Le problème:
Répondez aux questions suivantes à partir de l'extrait sur la campagne cyber attribuée à la Russie :
(a) À quelle date Jean-Noël Barrot a-t-il dénoncé cette campagne ?
(b) Contre combien d'individus et d'entités promet-il des sanctions ?
(c) Dans quel pays le ministre cite-t-il des attaques contre des réseaux ferroviaires ?

Extrait présenté:
◇ ◇ ◇ ◇ ◇ ◇ ◇
Dans une intervention sur BFMTV-RMC, Jean-Noël Barrot a dénoncé, le 13 juillet, « une vaste campagne cyber aux buts de sabotage et d’espionnage conduite par la Russie dans une dizaine de pays européens ».
Il a promis de convoquer « l’ambassadeur de Russie en France dans les prochains jours » et d’imposer des sanctions contre « neuf individus et quatre entités » qui seraient liés au FSB.
Le ministre assure que ces opérations visent des entreprises, des ministères et des opérateurs, avec pour objectif de « capter de l’information » ou de « saboter le fonctionnement d’infrastructures », citant notamment des attaques contre des réseaux ferroviaires en Pologne.
◇ ◇ ◇ ◇ ◇ ◇ ◇
Éléments fournis:

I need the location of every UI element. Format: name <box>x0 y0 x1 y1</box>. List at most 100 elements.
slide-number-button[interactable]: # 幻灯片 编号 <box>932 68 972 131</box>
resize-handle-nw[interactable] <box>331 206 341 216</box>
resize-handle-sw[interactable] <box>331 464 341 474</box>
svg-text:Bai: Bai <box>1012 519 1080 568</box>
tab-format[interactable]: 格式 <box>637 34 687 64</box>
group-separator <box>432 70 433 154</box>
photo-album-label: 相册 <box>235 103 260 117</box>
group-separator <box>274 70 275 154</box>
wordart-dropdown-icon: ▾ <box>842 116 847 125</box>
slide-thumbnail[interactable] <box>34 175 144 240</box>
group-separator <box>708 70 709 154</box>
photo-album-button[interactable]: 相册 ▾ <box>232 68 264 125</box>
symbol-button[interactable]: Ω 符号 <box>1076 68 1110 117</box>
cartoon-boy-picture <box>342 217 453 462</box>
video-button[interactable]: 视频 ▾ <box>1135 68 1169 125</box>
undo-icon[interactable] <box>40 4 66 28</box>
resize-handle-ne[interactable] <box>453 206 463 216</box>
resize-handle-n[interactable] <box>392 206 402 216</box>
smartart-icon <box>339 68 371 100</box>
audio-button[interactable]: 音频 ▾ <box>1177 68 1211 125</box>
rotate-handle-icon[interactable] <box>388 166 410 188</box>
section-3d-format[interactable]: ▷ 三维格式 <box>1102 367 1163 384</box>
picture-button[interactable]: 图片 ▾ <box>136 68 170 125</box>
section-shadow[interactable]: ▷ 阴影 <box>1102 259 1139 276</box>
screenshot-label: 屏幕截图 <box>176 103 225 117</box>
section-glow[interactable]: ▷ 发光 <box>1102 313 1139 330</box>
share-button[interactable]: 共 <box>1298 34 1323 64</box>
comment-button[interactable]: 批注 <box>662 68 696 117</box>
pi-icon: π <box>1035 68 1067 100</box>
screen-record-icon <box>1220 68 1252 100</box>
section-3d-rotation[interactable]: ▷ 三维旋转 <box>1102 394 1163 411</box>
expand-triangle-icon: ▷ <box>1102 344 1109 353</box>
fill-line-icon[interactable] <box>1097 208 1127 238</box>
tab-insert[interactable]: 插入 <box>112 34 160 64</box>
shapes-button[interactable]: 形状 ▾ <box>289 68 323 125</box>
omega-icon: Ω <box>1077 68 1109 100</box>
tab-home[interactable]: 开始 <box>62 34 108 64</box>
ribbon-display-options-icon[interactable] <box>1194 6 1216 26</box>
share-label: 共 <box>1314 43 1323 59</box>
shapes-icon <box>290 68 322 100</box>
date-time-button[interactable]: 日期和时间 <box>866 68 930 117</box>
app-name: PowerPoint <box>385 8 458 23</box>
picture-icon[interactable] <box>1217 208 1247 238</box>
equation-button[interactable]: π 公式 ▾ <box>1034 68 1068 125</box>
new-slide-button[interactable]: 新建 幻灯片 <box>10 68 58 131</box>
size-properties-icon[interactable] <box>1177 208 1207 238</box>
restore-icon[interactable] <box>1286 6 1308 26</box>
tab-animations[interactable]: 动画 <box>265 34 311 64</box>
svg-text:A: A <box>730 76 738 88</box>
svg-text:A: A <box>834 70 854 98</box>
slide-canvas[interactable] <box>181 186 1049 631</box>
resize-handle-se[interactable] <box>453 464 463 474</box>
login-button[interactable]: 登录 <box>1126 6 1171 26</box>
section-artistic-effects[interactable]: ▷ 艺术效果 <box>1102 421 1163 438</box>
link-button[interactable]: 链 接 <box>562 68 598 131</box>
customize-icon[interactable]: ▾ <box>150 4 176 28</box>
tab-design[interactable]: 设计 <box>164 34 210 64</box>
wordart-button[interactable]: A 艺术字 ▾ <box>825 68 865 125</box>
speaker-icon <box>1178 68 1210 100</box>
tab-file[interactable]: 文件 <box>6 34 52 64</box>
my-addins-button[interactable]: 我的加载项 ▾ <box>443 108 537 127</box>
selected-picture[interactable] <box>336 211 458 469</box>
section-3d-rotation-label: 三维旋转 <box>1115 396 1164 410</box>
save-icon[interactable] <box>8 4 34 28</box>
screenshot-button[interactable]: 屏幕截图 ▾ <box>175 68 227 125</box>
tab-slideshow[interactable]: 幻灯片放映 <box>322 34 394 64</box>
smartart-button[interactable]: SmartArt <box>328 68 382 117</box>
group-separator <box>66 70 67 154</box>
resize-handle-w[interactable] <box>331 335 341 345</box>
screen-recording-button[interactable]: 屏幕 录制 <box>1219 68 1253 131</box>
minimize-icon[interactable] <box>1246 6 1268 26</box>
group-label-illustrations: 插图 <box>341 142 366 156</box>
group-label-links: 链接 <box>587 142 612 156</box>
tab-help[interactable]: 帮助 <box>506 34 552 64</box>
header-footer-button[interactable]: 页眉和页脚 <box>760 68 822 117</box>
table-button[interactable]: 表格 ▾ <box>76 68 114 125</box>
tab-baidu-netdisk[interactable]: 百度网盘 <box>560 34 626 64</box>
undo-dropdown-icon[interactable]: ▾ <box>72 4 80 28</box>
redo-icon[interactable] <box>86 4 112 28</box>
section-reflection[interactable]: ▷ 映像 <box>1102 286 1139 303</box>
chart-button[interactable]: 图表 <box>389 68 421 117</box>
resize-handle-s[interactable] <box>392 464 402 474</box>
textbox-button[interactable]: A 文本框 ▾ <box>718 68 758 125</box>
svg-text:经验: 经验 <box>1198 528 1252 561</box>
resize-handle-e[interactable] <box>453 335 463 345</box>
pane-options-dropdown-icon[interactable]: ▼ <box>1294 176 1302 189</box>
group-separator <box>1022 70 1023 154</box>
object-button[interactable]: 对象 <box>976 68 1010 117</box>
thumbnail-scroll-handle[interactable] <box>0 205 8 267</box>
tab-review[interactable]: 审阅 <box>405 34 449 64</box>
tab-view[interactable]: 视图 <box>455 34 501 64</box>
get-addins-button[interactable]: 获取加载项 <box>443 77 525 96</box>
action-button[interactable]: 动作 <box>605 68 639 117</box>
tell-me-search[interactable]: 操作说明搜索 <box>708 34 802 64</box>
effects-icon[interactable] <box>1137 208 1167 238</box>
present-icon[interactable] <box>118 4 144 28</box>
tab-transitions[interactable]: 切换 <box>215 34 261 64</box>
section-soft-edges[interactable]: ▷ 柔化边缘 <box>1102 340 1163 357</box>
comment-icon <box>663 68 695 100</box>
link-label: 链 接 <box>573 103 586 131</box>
◇ ◇ ◇ ◇ ◇ ◇ ◇
Problème résolu:
(a) Le 13 juillet.
(b) Neuf individus et quatre entités.
(c) En Pologne.